Stored data
========================

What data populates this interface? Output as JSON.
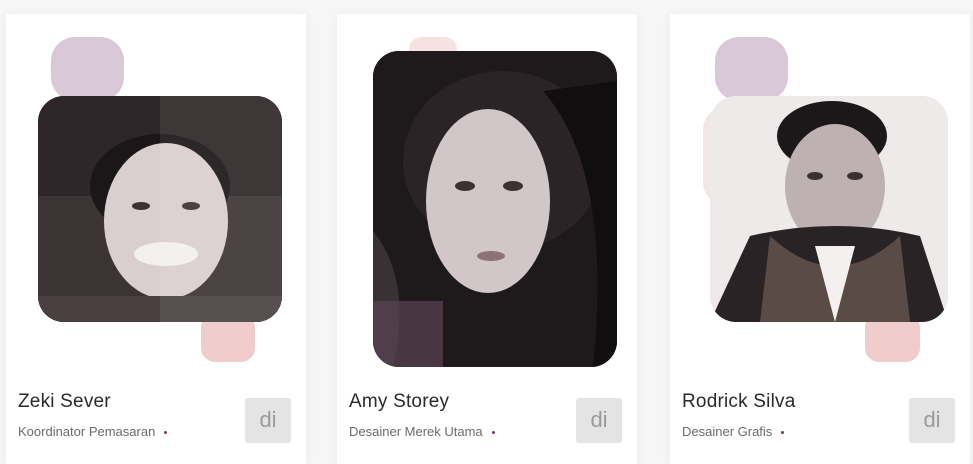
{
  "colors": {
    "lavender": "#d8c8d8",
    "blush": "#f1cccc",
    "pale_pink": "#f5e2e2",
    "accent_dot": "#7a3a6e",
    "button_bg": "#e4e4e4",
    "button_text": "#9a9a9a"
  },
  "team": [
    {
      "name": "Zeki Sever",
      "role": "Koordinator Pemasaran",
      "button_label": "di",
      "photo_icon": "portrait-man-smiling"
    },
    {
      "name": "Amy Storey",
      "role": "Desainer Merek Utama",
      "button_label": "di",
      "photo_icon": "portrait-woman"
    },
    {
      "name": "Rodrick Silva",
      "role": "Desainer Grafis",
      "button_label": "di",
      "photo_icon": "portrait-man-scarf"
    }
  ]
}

========================

• _Written instruction_: Transcribe the complete set of entries verbatim. No pictures belong in the copy.

• _Finished task_:
What data populates this interface? Output as JSON.
{
  "colors": {
    "lavender": "#d8c8d8",
    "blush": "#f1cccc",
    "pale_pink": "#f5e2e2",
    "accent_dot": "#7a3a6e",
    "button_bg": "#e4e4e4",
    "button_text": "#9a9a9a"
  },
  "team": [
    {
      "name": "Zeki Sever",
      "role": "Koordinator Pemasaran",
      "button_label": "di",
      "photo_icon": "portrait-man-smiling"
    },
    {
      "name": "Amy Storey",
      "role": "Desainer Merek Utama",
      "button_label": "di",
      "photo_icon": "portrait-woman"
    },
    {
      "name": "Rodrick Silva",
      "role": "Desainer Grafis",
      "button_label": "di",
      "photo_icon": "portrait-man-scarf"
    }
  ]
}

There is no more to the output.